| Dataset |
____
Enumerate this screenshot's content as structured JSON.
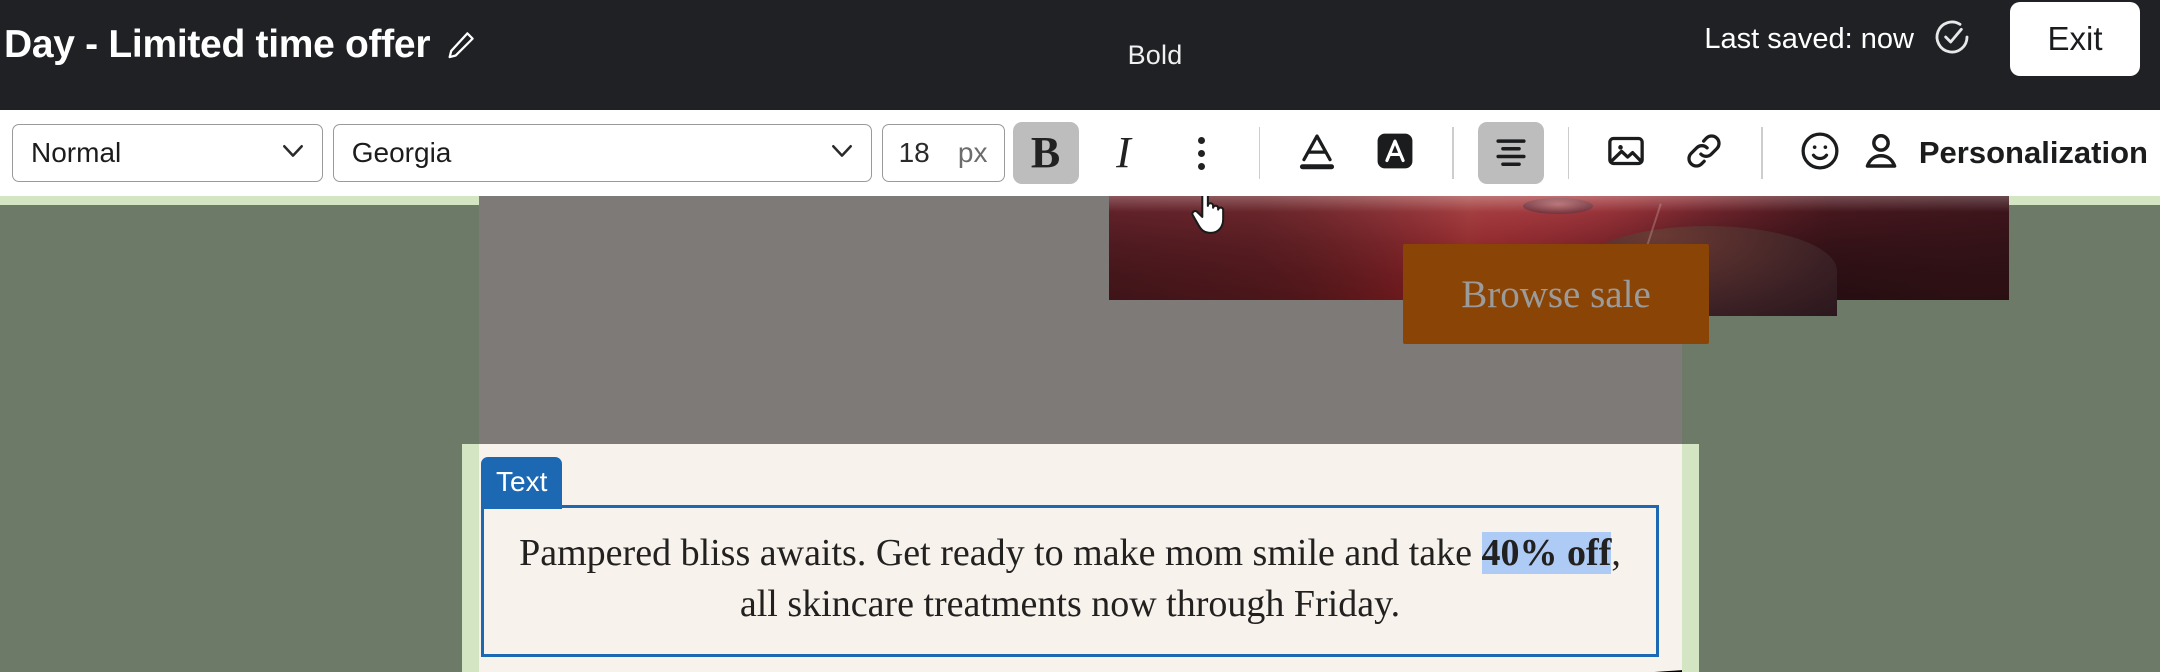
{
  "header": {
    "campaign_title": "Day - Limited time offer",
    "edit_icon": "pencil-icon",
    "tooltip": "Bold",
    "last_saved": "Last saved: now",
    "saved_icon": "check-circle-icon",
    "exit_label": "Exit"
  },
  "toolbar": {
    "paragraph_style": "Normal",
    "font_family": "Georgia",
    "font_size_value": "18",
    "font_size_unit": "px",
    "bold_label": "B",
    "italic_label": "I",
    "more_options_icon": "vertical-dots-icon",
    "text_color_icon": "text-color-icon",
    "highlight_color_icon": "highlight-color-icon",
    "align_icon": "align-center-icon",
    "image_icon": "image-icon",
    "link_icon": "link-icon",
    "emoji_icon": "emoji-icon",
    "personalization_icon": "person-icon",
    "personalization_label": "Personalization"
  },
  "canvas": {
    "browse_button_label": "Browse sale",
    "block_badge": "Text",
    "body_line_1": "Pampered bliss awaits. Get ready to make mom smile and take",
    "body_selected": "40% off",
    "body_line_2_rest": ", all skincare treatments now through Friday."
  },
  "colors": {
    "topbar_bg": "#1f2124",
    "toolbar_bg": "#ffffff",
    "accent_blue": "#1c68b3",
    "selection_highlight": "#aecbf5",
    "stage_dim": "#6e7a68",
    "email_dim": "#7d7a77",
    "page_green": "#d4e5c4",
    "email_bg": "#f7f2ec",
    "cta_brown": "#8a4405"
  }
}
____
| Aim of the task |
Verbatim reproduction of every record is required; images are left out.

| The answer |
Enumerate this screenshot's content as structured JSON.
{
  "header": {
    "campaign_title": "Day - Limited time offer",
    "edit_icon": "pencil-icon",
    "tooltip": "Bold",
    "last_saved": "Last saved: now",
    "saved_icon": "check-circle-icon",
    "exit_label": "Exit"
  },
  "toolbar": {
    "paragraph_style": "Normal",
    "font_family": "Georgia",
    "font_size_value": "18",
    "font_size_unit": "px",
    "bold_label": "B",
    "italic_label": "I",
    "more_options_icon": "vertical-dots-icon",
    "text_color_icon": "text-color-icon",
    "highlight_color_icon": "highlight-color-icon",
    "align_icon": "align-center-icon",
    "image_icon": "image-icon",
    "link_icon": "link-icon",
    "emoji_icon": "emoji-icon",
    "personalization_icon": "person-icon",
    "personalization_label": "Personalization"
  },
  "canvas": {
    "browse_button_label": "Browse sale",
    "block_badge": "Text",
    "body_line_1": "Pampered bliss awaits. Get ready to make mom smile and take",
    "body_selected": "40% off",
    "body_line_2_rest": ", all skincare treatments now through Friday."
  },
  "colors": {
    "topbar_bg": "#1f2124",
    "toolbar_bg": "#ffffff",
    "accent_blue": "#1c68b3",
    "selection_highlight": "#aecbf5",
    "stage_dim": "#6e7a68",
    "email_dim": "#7d7a77",
    "page_green": "#d4e5c4",
    "email_bg": "#f7f2ec",
    "cta_brown": "#8a4405"
  }
}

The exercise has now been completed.